* Supplied data
□ □ □ □ □ □ □

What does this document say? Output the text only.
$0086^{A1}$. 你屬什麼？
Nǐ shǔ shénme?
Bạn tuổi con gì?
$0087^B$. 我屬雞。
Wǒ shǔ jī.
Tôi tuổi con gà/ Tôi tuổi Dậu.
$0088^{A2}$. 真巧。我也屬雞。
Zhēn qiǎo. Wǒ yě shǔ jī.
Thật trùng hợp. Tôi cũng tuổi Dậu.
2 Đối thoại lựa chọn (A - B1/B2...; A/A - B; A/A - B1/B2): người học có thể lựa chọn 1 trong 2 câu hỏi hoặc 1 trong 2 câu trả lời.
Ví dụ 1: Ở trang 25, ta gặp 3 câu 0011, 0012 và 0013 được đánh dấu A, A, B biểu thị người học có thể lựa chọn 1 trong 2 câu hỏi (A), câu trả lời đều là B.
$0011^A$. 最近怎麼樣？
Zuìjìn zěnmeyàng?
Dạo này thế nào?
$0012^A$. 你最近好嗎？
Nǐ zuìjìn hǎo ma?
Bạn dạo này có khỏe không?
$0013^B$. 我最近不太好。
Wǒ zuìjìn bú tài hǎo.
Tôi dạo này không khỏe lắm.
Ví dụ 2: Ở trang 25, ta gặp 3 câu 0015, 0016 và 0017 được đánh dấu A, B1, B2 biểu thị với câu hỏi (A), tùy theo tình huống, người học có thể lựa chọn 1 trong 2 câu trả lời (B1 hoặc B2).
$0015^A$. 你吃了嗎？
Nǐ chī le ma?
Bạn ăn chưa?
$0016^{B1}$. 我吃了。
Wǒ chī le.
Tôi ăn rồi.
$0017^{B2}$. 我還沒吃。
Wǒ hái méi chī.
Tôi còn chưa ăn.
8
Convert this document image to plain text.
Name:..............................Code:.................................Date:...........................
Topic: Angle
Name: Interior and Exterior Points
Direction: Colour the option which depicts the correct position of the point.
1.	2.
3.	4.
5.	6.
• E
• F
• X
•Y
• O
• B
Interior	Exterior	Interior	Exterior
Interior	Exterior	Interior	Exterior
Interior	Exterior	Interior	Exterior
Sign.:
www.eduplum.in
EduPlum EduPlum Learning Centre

□ □ □ □ □ □ □

* Exercise goal
Copy out all of the records shown above exactly.

* Solution
What does this document say? Output the text only.
$0086^{A1}$. 你屬什麼？
Nǐ shǔ shénme?
Bạn tuổi con gì?
$0087^B$. 我屬雞。
Wǒ shǔ jī.
Tôi tuổi con gà/ Tôi tuổi Dậu.
$0088^{A2}$. 真巧。我也屬雞。
Zhēn qiǎo. Wǒ yě shǔ jī.
Thật trùng hợp. Tôi cũng tuổi Dậu.
2 Đối thoại lựa chọn (A - B1/B2...; A/A - B; A/A - B1/B2): người học có thể lựa chọn 1 trong 2 câu hỏi hoặc 1 trong 2 câu trả lời.
Ví dụ 1: Ở trang 25, ta gặp 3 câu 0011, 0012 và 0013 được đánh dấu A, A, B biểu thị người học có thể lựa chọn 1 trong 2 câu hỏi (A), câu trả lời đều là B.
$0011^A$. 最近怎麼樣？
Zuìjìn zěnmeyàng?
Dạo này thế nào?
$0012^A$. 你最近好嗎？
Nǐ zuìjìn hǎo ma?
Bạn dạo này có khỏe không?
$0013^B$. 我最近不太好。
Wǒ zuìjìn bú tài hǎo.
Tôi dạo này không khỏe lắm.
Ví dụ 2: Ở trang 25, ta gặp 3 câu 0015, 0016 và 0017 được đánh dấu A, B1, B2 biểu thị với câu hỏi (A), tùy theo tình huống, người học có thể lựa chọn 1 trong 2 câu trả lời (B1 hoặc B2).
$0015^A$. 你吃了嗎？
Nǐ chī le ma?
Bạn ăn chưa?
$0016^{B1}$. 我吃了。
Wǒ chī le.
Tôi ăn rồi.
$0017^{B2}$. 我還沒吃。
Wǒ hái méi chī.
Tôi còn chưa ăn.
8
Convert this document image to plain text.
Name:..............................Code:.................................Date:...........................
Topic: Angle
Name: Interior and Exterior Points
Direction: Colour the option which depicts the correct position of the point.
1.	2.
3.	4.
5.	6.
• E
• F
• X
•Y
• O
• B
Interior	Exterior	Interior	Exterior
Interior	Exterior	Interior	Exterior
Interior	Exterior	Interior	Exterior
Sign.:
www.eduplum.in
EduPlum EduPlum Learning Centre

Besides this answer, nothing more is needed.